Copy the full set of lines exactly as given.

-- begin --

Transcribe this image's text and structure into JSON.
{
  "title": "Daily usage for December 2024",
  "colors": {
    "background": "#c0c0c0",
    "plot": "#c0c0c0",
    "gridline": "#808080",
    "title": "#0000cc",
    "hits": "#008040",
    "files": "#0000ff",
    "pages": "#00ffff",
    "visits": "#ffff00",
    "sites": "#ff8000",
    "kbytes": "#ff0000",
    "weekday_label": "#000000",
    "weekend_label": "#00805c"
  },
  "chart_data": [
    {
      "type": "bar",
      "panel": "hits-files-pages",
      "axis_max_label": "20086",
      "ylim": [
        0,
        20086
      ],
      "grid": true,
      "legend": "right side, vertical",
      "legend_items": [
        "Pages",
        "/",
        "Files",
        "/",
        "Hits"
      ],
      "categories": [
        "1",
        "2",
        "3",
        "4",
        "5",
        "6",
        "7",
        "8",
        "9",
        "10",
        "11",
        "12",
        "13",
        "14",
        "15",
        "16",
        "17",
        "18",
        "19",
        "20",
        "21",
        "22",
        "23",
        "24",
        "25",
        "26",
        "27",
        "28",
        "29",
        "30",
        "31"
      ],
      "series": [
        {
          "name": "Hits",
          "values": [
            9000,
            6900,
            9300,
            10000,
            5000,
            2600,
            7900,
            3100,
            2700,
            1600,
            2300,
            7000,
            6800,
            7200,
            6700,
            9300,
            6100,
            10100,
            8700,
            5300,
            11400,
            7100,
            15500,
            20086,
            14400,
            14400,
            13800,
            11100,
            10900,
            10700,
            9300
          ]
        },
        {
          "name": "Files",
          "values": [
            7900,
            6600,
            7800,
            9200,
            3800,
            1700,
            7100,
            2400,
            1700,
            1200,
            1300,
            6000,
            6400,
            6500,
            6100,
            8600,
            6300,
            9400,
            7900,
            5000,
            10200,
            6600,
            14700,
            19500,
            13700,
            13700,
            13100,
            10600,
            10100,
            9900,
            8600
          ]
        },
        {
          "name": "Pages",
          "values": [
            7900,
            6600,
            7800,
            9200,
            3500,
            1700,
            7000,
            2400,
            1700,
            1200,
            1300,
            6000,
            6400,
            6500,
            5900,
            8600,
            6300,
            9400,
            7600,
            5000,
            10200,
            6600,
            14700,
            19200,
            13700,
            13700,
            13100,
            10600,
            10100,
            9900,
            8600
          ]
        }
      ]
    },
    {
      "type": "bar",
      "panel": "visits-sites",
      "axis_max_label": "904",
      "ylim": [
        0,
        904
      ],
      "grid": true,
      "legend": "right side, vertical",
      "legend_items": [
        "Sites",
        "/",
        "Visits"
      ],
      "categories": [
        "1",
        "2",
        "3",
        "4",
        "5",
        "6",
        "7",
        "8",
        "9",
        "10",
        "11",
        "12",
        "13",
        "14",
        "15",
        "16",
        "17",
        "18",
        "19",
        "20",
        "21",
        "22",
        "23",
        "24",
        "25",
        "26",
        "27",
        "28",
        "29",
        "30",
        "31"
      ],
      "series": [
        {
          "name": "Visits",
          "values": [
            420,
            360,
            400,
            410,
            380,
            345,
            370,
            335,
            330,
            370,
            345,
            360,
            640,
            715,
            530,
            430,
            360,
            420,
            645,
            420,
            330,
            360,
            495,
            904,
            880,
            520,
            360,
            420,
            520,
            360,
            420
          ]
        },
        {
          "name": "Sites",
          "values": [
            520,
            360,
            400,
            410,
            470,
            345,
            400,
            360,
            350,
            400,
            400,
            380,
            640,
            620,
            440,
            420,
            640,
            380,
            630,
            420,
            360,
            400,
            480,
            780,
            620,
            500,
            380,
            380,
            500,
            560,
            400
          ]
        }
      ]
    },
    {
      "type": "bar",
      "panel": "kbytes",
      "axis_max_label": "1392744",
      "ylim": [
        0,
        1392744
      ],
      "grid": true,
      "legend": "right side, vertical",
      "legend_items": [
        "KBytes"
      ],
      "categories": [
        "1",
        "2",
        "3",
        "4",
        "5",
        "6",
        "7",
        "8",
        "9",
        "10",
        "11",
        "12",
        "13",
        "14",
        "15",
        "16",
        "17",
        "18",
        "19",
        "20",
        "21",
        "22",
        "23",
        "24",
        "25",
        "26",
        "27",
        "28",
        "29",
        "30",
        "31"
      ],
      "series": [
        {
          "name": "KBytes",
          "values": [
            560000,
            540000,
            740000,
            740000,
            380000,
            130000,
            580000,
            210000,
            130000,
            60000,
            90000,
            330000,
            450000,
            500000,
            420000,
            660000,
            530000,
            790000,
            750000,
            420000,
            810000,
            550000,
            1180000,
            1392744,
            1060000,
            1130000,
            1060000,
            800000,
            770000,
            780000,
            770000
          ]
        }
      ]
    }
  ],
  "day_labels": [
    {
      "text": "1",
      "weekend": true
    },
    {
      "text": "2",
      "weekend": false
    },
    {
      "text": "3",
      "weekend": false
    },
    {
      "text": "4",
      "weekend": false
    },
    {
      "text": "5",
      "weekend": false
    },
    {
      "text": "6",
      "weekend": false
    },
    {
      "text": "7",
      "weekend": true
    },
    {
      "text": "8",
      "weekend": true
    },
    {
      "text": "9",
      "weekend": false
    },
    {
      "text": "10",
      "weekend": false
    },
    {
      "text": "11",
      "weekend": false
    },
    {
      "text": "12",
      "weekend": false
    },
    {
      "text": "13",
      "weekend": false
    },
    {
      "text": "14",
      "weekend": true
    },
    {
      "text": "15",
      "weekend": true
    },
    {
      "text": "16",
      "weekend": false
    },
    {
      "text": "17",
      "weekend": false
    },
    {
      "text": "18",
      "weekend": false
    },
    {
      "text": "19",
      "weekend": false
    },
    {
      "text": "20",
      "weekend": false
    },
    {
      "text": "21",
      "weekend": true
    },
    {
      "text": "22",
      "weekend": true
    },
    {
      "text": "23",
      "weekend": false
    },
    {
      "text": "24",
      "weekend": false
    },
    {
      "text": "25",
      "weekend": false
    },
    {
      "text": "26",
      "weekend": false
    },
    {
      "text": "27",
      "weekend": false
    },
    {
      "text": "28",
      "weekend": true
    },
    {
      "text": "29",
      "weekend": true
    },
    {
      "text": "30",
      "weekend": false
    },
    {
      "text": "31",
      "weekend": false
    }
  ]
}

-- end --

§ RESPONSE TO THE EXERCISE:
Transcribe this image's text and structure into JSON.
{
  "title": "Daily usage for December 2024",
  "colors": {
    "background": "#c0c0c0",
    "plot": "#c0c0c0",
    "gridline": "#808080",
    "title": "#0000cc",
    "hits": "#008040",
    "files": "#0000ff",
    "pages": "#00ffff",
    "visits": "#ffff00",
    "sites": "#ff8000",
    "kbytes": "#ff0000",
    "weekday_label": "#000000",
    "weekend_label": "#00805c"
  },
  "chart_data": [
    {
      "type": "bar",
      "panel": "hits-files-pages",
      "axis_max_label": "20086",
      "ylim": [
        0,
        20086
      ],
      "grid": true,
      "legend": "right side, vertical",
      "legend_items": [
        "Pages",
        "/",
        "Files",
        "/",
        "Hits"
      ],
      "categories": [
        "1",
        "2",
        "3",
        "4",
        "5",
        "6",
        "7",
        "8",
        "9",
        "10",
        "11",
        "12",
        "13",
        "14",
        "15",
        "16",
        "17",
        "18",
        "19",
        "20",
        "21",
        "22",
        "23",
        "24",
        "25",
        "26",
        "27",
        "28",
        "29",
        "30",
        "31"
      ],
      "series": [
        {
          "name": "Hits",
          "values": [
            9000,
            6900,
            9300,
            10000,
            5000,
            2600,
            7900,
            3100,
            2700,
            1600,
            2300,
            7000,
            6800,
            7200,
            6700,
            9300,
            6100,
            10100,
            8700,
            5300,
            11400,
            7100,
            15500,
            20086,
            14400,
            14400,
            13800,
            11100,
            10900,
            10700,
            9300
          ]
        },
        {
          "name": "Files",
          "values": [
            7900,
            6600,
            7800,
            9200,
            3800,
            1700,
            7100,
            2400,
            1700,
            1200,
            1300,
            6000,
            6400,
            6500,
            6100,
            8600,
            6300,
            9400,
            7900,
            5000,
            10200,
            6600,
            14700,
            19500,
            13700,
            13700,
            13100,
            10600,
            10100,
            9900,
            8600
          ]
        },
        {
          "name": "Pages",
          "values": [
            7900,
            6600,
            7800,
            9200,
            3500,
            1700,
            7000,
            2400,
            1700,
            1200,
            1300,
            6000,
            6400,
            6500,
            5900,
            8600,
            6300,
            9400,
            7600,
            5000,
            10200,
            6600,
            14700,
            19200,
            13700,
            13700,
            13100,
            10600,
            10100,
            9900,
            8600
          ]
        }
      ]
    },
    {
      "type": "bar",
      "panel": "visits-sites",
      "axis_max_label": "904",
      "ylim": [
        0,
        904
      ],
      "grid": true,
      "legend": "right side, vertical",
      "legend_items": [
        "Sites",
        "/",
        "Visits"
      ],
      "categories": [
        "1",
        "2",
        "3",
        "4",
        "5",
        "6",
        "7",
        "8",
        "9",
        "10",
        "11",
        "12",
        "13",
        "14",
        "15",
        "16",
        "17",
        "18",
        "19",
        "20",
        "21",
        "22",
        "23",
        "24",
        "25",
        "26",
        "27",
        "28",
        "29",
        "30",
        "31"
      ],
      "series": [
        {
          "name": "Visits",
          "values": [
            420,
            360,
            400,
            410,
            380,
            345,
            370,
            335,
            330,
            370,
            345,
            360,
            640,
            715,
            530,
            430,
            360,
            420,
            645,
            420,
            330,
            360,
            495,
            904,
            880,
            520,
            360,
            420,
            520,
            360,
            420
          ]
        },
        {
          "name": "Sites",
          "values": [
            520,
            360,
            400,
            410,
            470,
            345,
            400,
            360,
            350,
            400,
            400,
            380,
            640,
            620,
            440,
            420,
            640,
            380,
            630,
            420,
            360,
            400,
            480,
            780,
            620,
            500,
            380,
            380,
            500,
            560,
            400
          ]
        }
      ]
    },
    {
      "type": "bar",
      "panel": "kbytes",
      "axis_max_label": "1392744",
      "ylim": [
        0,
        1392744
      ],
      "grid": true,
      "legend": "right side, vertical",
      "legend_items": [
        "KBytes"
      ],
      "categories": [
        "1",
        "2",
        "3",
        "4",
        "5",
        "6",
        "7",
        "8",
        "9",
        "10",
        "11",
        "12",
        "13",
        "14",
        "15",
        "16",
        "17",
        "18",
        "19",
        "20",
        "21",
        "22",
        "23",
        "24",
        "25",
        "26",
        "27",
        "28",
        "29",
        "30",
        "31"
      ],
      "series": [
        {
          "name": "KBytes",
          "values": [
            560000,
            540000,
            740000,
            740000,
            380000,
            130000,
            580000,
            210000,
            130000,
            60000,
            90000,
            330000,
            450000,
            500000,
            420000,
            660000,
            530000,
            790000,
            750000,
            420000,
            810000,
            550000,
            1180000,
            1392744,
            1060000,
            1130000,
            1060000,
            800000,
            770000,
            780000,
            770000
          ]
        }
      ]
    }
  ],
  "day_labels": [
    {
      "text": "1",
      "weekend": true
    },
    {
      "text": "2",
      "weekend": false
    },
    {
      "text": "3",
      "weekend": false
    },
    {
      "text": "4",
      "weekend": false
    },
    {
      "text": "5",
      "weekend": false
    },
    {
      "text": "6",
      "weekend": false
    },
    {
      "text": "7",
      "weekend": true
    },
    {
      "text": "8",
      "weekend": true
    },
    {
      "text": "9",
      "weekend": false
    },
    {
      "text": "10",
      "weekend": false
    },
    {
      "text": "11",
      "weekend": false
    },
    {
      "text": "12",
      "weekend": false
    },
    {
      "text": "13",
      "weekend": false
    },
    {
      "text": "14",
      "weekend": true
    },
    {
      "text": "15",
      "weekend": true
    },
    {
      "text": "16",
      "weekend": false
    },
    {
      "text": "17",
      "weekend": false
    },
    {
      "text": "18",
      "weekend": false
    },
    {
      "text": "19",
      "weekend": false
    },
    {
      "text": "20",
      "weekend": false
    },
    {
      "text": "21",
      "weekend": true
    },
    {
      "text": "22",
      "weekend": true
    },
    {
      "text": "23",
      "weekend": false
    },
    {
      "text": "24",
      "weekend": false
    },
    {
      "text": "25",
      "weekend": false
    },
    {
      "text": "26",
      "weekend": false
    },
    {
      "text": "27",
      "weekend": false
    },
    {
      "text": "28",
      "weekend": true
    },
    {
      "text": "29",
      "weekend": true
    },
    {
      "text": "30",
      "weekend": false
    },
    {
      "text": "31",
      "weekend": false
    }
  ]
}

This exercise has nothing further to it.